= Provided data =

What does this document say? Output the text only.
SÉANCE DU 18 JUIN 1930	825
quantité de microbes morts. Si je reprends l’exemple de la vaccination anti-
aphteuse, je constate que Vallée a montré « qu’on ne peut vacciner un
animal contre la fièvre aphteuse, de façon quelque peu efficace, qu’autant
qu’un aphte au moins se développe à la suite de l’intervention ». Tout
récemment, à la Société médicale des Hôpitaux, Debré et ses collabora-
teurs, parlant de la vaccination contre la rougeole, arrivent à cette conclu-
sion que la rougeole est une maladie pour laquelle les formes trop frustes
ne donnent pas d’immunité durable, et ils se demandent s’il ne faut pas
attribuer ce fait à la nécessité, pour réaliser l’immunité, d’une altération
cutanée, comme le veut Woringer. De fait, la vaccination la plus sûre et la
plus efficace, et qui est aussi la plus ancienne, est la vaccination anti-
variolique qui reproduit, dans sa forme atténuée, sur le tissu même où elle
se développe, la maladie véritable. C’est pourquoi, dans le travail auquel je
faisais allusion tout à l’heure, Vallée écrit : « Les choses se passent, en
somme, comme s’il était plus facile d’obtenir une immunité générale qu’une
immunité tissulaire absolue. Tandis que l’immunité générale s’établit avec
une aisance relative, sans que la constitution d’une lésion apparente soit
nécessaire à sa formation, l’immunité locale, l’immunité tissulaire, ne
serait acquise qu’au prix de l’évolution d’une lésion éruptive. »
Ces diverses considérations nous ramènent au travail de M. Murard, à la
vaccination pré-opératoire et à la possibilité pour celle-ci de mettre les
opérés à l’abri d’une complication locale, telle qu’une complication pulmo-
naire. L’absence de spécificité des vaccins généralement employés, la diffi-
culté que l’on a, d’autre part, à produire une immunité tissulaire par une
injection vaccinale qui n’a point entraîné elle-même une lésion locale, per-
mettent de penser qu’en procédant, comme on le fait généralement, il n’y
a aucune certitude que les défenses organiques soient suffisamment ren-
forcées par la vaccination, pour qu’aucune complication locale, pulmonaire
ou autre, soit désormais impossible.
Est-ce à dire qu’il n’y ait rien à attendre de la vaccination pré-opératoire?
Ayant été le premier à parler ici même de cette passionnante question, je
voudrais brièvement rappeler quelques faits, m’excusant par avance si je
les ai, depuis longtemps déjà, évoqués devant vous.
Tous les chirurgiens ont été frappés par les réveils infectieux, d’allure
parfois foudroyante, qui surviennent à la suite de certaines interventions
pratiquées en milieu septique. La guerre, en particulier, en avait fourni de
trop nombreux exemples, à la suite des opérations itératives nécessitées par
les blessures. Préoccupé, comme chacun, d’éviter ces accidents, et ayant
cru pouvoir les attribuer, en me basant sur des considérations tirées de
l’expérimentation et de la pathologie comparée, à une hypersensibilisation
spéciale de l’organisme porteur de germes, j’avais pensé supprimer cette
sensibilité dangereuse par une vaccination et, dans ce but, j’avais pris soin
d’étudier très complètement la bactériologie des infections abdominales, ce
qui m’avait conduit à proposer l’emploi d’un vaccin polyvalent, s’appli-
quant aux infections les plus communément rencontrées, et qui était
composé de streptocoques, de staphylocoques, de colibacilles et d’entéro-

= What needs to be done =
Every record shown above must be echoed exactly.

= Task solution =
What does this document say? Output the text only.
SÉANCE DU 18 JUIN 1930	825
quantité de microbes morts. Si je reprends l’exemple de la vaccination anti-
aphteuse, je constate que Vallée a montré « qu’on ne peut vacciner un
animal contre la fièvre aphteuse, de façon quelque peu efficace, qu’autant
qu’un aphte au moins se développe à la suite de l’intervention ». Tout
récemment, à la Société médicale des Hôpitaux, Debré et ses collabora-
teurs, parlant de la vaccination contre la rougeole, arrivent à cette conclu-
sion que la rougeole est une maladie pour laquelle les formes trop frustes
ne donnent pas d’immunité durable, et ils se demandent s’il ne faut pas
attribuer ce fait à la nécessité, pour réaliser l’immunité, d’une altération
cutanée, comme le veut Woringer. De fait, la vaccination la plus sûre et la
plus efficace, et qui est aussi la plus ancienne, est la vaccination anti-
variolique qui reproduit, dans sa forme atténuée, sur le tissu même où elle
se développe, la maladie véritable. C’est pourquoi, dans le travail auquel je
faisais allusion tout à l’heure, Vallée écrit : « Les choses se passent, en
somme, comme s’il était plus facile d’obtenir une immunité générale qu’une
immunité tissulaire absolue. Tandis que l’immunité générale s’établit avec
une aisance relative, sans que la constitution d’une lésion apparente soit
nécessaire à sa formation, l’immunité locale, l’immunité tissulaire, ne
serait acquise qu’au prix de l’évolution d’une lésion éruptive. »
Ces diverses considérations nous ramènent au travail de M. Murard, à la
vaccination pré-opératoire et à la possibilité pour celle-ci de mettre les
opérés à l’abri d’une complication locale, telle qu’une complication pulmo-
naire. L’absence de spécificité des vaccins généralement employés, la diffi-
culté que l’on a, d’autre part, à produire une immunité tissulaire par une
injection vaccinale qui n’a point entraîné elle-même une lésion locale, per-
mettent de penser qu’en procédant, comme on le fait généralement, il n’y
a aucune certitude que les défenses organiques soient suffisamment ren-
forcées par la vaccination, pour qu’aucune complication locale, pulmonaire
ou autre, soit désormais impossible.
Est-ce à dire qu’il n’y ait rien à attendre de la vaccination pré-opératoire?
Ayant été le premier à parler ici même de cette passionnante question, je
voudrais brièvement rappeler quelques faits, m’excusant par avance si je
les ai, depuis longtemps déjà, évoqués devant vous.
Tous les chirurgiens ont été frappés par les réveils infectieux, d’allure
parfois foudroyante, qui surviennent à la suite de certaines interventions
pratiquées en milieu septique. La guerre, en particulier, en avait fourni de
trop nombreux exemples, à la suite des opérations itératives nécessitées par
les blessures. Préoccupé, comme chacun, d’éviter ces accidents, et ayant
cru pouvoir les attribuer, en me basant sur des considérations tirées de
l’expérimentation et de la pathologie comparée, à une hypersensibilisation
spéciale de l’organisme porteur de germes, j’avais pensé supprimer cette
sensibilité dangereuse par une vaccination et, dans ce but, j’avais pris soin
d’étudier très complètement la bactériologie des infections abdominales, ce
qui m’avait conduit à proposer l’emploi d’un vaccin polyvalent, s’appli-
quant aux infections les plus communément rencontrées, et qui était
composé de streptocoques, de staphylocoques, de colibacilles et d’entéro-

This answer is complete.